• Dataset content:
§ §
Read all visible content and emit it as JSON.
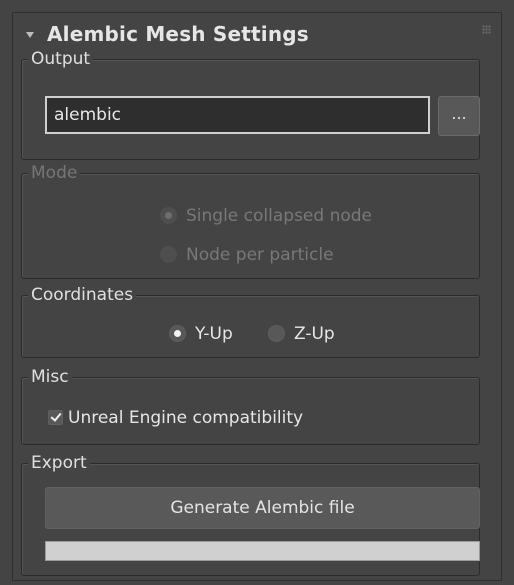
{
  "rollout": {
    "title": "Alembic Mesh Settings"
  },
  "output": {
    "label": "Output",
    "value": "alembic",
    "browse_label": "..."
  },
  "mode": {
    "label": "Mode",
    "enabled": false,
    "options": [
      {
        "label": "Single collapsed node",
        "selected": true
      },
      {
        "label": "Node per particle",
        "selected": false
      }
    ]
  },
  "coordinates": {
    "label": "Coordinates",
    "options": [
      {
        "label": "Y-Up",
        "selected": true
      },
      {
        "label": "Z-Up",
        "selected": false
      }
    ]
  },
  "misc": {
    "label": "Misc",
    "unreal_compat": {
      "label": "Unreal Engine compatibility",
      "checked": true
    }
  },
  "export": {
    "label": "Export",
    "button_label": "Generate Alembic file",
    "progress": 0
  },
  "colors": {
    "panel_bg": "#444444",
    "field_bg": "#2e2e2e",
    "button_bg": "#595959",
    "text": "#dcdcdc",
    "disabled_text": "#787878"
  }
}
§ §
• Task requirements: In your copy, repeat each record exactly and include no pictures.

• Solution for this exercise:
Read all visible content and emit it as JSON.
{
  "rollout": {
    "title": "Alembic Mesh Settings"
  },
  "output": {
    "label": "Output",
    "value": "alembic",
    "browse_label": "..."
  },
  "mode": {
    "label": "Mode",
    "enabled": false,
    "options": [
      {
        "label": "Single collapsed node",
        "selected": true
      },
      {
        "label": "Node per particle",
        "selected": false
      }
    ]
  },
  "coordinates": {
    "label": "Coordinates",
    "options": [
      {
        "label": "Y-Up",
        "selected": true
      },
      {
        "label": "Z-Up",
        "selected": false
      }
    ]
  },
  "misc": {
    "label": "Misc",
    "unreal_compat": {
      "label": "Unreal Engine compatibility",
      "checked": true
    }
  },
  "export": {
    "label": "Export",
    "button_label": "Generate Alembic file",
    "progress": 0
  },
  "colors": {
    "panel_bg": "#444444",
    "field_bg": "#2e2e2e",
    "button_bg": "#595959",
    "text": "#dcdcdc",
    "disabled_text": "#787878"
  }
}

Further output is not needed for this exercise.